┌─ Given entries

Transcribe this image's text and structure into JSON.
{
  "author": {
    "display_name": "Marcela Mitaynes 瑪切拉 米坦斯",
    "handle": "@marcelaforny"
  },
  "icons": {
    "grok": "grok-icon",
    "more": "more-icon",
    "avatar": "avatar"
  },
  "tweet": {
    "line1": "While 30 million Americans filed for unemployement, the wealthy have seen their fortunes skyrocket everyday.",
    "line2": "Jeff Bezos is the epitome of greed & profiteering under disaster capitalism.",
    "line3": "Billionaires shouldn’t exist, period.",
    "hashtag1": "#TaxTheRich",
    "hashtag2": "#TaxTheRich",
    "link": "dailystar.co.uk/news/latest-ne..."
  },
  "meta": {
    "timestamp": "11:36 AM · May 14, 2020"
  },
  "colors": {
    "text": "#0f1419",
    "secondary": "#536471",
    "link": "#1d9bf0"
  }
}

└─

▶ Exercise goal
Write an exact transcription of every entry above.

▶ Response for this exercise
Transcribe this image's text and structure into JSON.
{
  "author": {
    "display_name": "Marcela Mitaynes 瑪切拉 米坦斯",
    "handle": "@marcelaforny"
  },
  "icons": {
    "grok": "grok-icon",
    "more": "more-icon",
    "avatar": "avatar"
  },
  "tweet": {
    "line1": "While 30 million Americans filed for unemployement, the wealthy have seen their fortunes skyrocket everyday.",
    "line2": "Jeff Bezos is the epitome of greed & profiteering under disaster capitalism.",
    "line3": "Billionaires shouldn’t exist, period.",
    "hashtag1": "#TaxTheRich",
    "hashtag2": "#TaxTheRich",
    "link": "dailystar.co.uk/news/latest-ne..."
  },
  "meta": {
    "timestamp": "11:36 AM · May 14, 2020"
  },
  "colors": {
    "text": "#0f1419",
    "secondary": "#536471",
    "link": "#1d9bf0"
  }
}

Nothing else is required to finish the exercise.